Stored data
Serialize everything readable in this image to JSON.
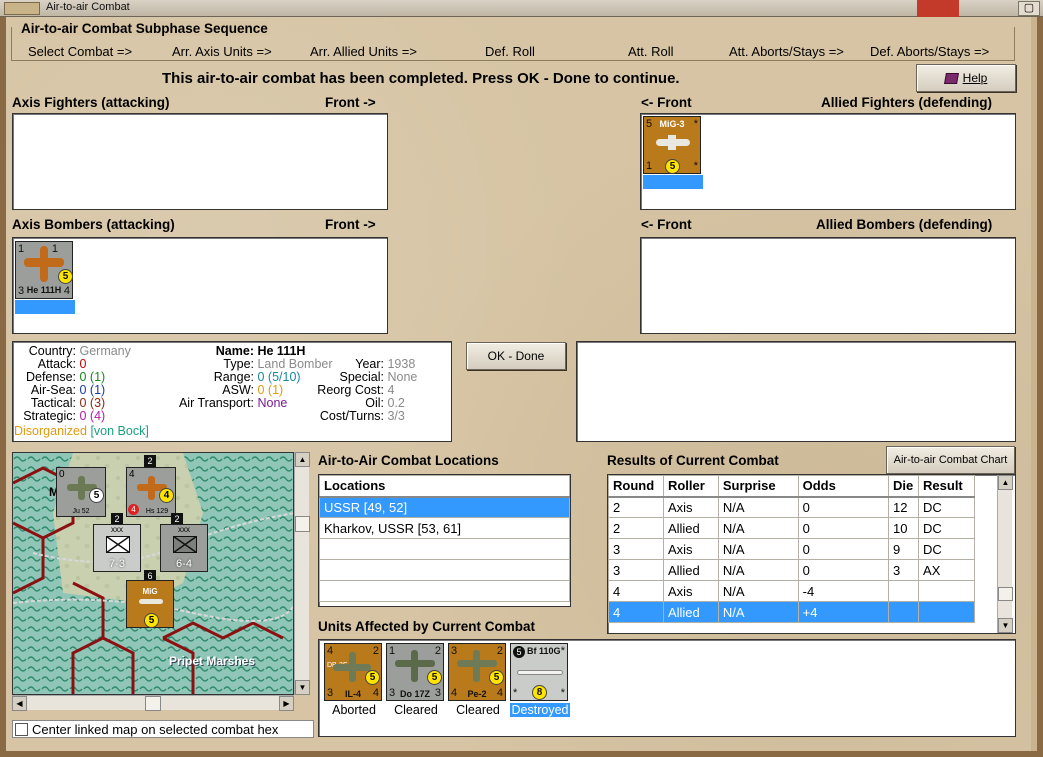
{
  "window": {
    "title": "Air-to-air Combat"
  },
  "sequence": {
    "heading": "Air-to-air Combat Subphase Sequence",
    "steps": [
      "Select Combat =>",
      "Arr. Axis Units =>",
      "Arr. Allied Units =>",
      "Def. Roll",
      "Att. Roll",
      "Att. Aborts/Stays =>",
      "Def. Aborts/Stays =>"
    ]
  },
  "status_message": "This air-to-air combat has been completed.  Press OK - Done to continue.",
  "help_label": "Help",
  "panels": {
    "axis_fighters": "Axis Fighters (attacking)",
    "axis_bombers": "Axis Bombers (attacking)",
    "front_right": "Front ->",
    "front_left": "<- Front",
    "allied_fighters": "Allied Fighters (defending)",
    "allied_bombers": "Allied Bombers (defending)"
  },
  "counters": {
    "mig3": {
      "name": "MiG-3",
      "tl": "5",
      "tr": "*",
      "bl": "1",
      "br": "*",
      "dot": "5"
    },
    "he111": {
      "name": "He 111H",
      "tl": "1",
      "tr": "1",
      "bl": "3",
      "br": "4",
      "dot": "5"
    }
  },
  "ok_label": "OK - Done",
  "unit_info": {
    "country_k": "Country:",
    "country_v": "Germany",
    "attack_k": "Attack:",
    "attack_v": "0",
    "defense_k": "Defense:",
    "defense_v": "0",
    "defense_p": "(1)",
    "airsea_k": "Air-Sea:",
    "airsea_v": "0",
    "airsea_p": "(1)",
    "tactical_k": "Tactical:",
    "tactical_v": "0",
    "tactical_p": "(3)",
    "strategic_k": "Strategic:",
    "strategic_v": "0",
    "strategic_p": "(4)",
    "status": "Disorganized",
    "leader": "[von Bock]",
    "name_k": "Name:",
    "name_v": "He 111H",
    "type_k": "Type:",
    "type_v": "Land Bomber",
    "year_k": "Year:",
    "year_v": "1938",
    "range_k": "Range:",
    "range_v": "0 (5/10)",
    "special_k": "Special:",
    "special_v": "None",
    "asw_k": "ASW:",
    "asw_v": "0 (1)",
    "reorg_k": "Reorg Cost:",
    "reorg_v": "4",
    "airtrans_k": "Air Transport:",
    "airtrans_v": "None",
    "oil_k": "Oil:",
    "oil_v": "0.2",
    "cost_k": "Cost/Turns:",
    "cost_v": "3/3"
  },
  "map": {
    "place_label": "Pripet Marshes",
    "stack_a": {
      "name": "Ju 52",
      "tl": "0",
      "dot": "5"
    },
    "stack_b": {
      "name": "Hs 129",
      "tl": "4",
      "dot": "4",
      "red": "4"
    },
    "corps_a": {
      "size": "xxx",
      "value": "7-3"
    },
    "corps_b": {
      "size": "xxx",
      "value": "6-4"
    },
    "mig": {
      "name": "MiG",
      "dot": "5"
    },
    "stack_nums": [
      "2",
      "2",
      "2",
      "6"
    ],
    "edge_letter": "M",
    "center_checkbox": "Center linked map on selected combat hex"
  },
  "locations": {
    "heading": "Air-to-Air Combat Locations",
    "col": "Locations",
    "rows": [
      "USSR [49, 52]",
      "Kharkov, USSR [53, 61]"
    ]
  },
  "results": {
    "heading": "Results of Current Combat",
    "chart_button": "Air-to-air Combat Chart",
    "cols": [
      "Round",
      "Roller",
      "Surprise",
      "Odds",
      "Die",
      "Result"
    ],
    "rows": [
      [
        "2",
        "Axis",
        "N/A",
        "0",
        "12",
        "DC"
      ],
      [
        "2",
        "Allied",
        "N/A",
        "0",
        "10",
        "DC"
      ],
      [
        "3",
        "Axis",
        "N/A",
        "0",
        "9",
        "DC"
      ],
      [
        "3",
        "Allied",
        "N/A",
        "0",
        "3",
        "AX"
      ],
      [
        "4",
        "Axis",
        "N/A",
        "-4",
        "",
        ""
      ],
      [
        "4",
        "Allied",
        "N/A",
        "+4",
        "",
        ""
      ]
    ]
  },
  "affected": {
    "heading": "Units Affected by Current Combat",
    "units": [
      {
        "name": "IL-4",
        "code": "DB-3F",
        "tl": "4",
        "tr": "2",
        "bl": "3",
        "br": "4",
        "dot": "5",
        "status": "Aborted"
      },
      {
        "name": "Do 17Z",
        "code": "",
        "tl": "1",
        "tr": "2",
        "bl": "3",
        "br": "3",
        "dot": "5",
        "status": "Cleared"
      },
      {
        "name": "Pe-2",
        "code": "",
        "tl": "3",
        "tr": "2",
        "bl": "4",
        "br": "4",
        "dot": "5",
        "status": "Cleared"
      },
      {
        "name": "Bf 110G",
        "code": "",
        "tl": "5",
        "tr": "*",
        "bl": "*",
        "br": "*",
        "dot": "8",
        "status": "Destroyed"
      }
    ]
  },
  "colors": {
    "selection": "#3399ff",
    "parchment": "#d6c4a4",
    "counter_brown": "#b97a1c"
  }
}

---

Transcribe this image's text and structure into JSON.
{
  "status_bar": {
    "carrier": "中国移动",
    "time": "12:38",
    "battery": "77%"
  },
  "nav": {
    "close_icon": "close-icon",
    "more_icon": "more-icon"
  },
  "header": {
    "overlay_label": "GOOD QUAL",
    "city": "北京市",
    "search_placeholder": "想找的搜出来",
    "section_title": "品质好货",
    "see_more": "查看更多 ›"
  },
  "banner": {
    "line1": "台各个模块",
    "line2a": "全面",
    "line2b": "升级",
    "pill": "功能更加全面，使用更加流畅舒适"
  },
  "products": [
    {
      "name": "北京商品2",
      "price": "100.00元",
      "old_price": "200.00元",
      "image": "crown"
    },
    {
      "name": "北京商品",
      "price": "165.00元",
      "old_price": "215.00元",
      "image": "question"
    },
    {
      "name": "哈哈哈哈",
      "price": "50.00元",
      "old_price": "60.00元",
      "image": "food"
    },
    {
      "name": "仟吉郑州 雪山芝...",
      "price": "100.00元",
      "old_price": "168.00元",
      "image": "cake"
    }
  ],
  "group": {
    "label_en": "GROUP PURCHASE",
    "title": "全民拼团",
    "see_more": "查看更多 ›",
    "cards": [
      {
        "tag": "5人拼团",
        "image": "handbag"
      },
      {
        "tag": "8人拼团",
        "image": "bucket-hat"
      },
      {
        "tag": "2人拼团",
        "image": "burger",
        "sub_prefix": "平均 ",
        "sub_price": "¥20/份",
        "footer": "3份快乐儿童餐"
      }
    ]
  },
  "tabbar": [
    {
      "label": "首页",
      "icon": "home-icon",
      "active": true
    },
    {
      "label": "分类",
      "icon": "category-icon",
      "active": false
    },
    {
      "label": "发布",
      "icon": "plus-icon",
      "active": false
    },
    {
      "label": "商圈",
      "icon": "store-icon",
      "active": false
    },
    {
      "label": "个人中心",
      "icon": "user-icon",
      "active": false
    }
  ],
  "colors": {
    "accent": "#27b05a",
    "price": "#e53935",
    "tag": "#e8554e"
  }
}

WHAT IS REQUIRED
For the entries above, count the lines that contain the string "heading", and state that number without further comment.

WRITTEN RESPONSE
4